**Data entries**
* Begin *
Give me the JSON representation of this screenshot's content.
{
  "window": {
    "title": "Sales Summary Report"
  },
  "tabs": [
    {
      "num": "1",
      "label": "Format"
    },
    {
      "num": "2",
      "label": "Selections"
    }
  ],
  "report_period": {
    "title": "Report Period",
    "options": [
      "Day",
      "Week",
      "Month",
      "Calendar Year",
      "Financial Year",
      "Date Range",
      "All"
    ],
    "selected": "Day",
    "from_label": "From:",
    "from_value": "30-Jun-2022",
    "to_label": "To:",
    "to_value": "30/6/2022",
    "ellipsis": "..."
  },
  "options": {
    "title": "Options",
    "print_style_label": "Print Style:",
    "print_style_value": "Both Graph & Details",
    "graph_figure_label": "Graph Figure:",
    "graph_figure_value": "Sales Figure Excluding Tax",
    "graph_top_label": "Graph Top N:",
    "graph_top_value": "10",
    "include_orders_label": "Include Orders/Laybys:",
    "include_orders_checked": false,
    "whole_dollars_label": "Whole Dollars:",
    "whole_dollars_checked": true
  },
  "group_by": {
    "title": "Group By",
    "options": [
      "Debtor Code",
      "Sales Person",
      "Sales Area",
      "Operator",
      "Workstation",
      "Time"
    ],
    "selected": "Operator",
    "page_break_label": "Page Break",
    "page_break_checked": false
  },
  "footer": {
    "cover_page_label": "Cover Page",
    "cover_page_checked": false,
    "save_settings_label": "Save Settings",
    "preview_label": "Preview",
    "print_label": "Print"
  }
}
* End *
**Task instructions**
Please repeat the listing exactly, with nothing left out.

**Output of the task**
Give me the JSON representation of this screenshot's content.
{
  "window": {
    "title": "Sales Summary Report"
  },
  "tabs": [
    {
      "num": "1",
      "label": "Format"
    },
    {
      "num": "2",
      "label": "Selections"
    }
  ],
  "report_period": {
    "title": "Report Period",
    "options": [
      "Day",
      "Week",
      "Month",
      "Calendar Year",
      "Financial Year",
      "Date Range",
      "All"
    ],
    "selected": "Day",
    "from_label": "From:",
    "from_value": "30-Jun-2022",
    "to_label": "To:",
    "to_value": "30/6/2022",
    "ellipsis": "..."
  },
  "options": {
    "title": "Options",
    "print_style_label": "Print Style:",
    "print_style_value": "Both Graph & Details",
    "graph_figure_label": "Graph Figure:",
    "graph_figure_value": "Sales Figure Excluding Tax",
    "graph_top_label": "Graph Top N:",
    "graph_top_value": "10",
    "include_orders_label": "Include Orders/Laybys:",
    "include_orders_checked": false,
    "whole_dollars_label": "Whole Dollars:",
    "whole_dollars_checked": true
  },
  "group_by": {
    "title": "Group By",
    "options": [
      "Debtor Code",
      "Sales Person",
      "Sales Area",
      "Operator",
      "Workstation",
      "Time"
    ],
    "selected": "Operator",
    "page_break_label": "Page Break",
    "page_break_checked": false
  },
  "footer": {
    "cover_page_label": "Cover Page",
    "cover_page_checked": false,
    "save_settings_label": "Save Settings",
    "preview_label": "Preview",
    "print_label": "Print"
  }
}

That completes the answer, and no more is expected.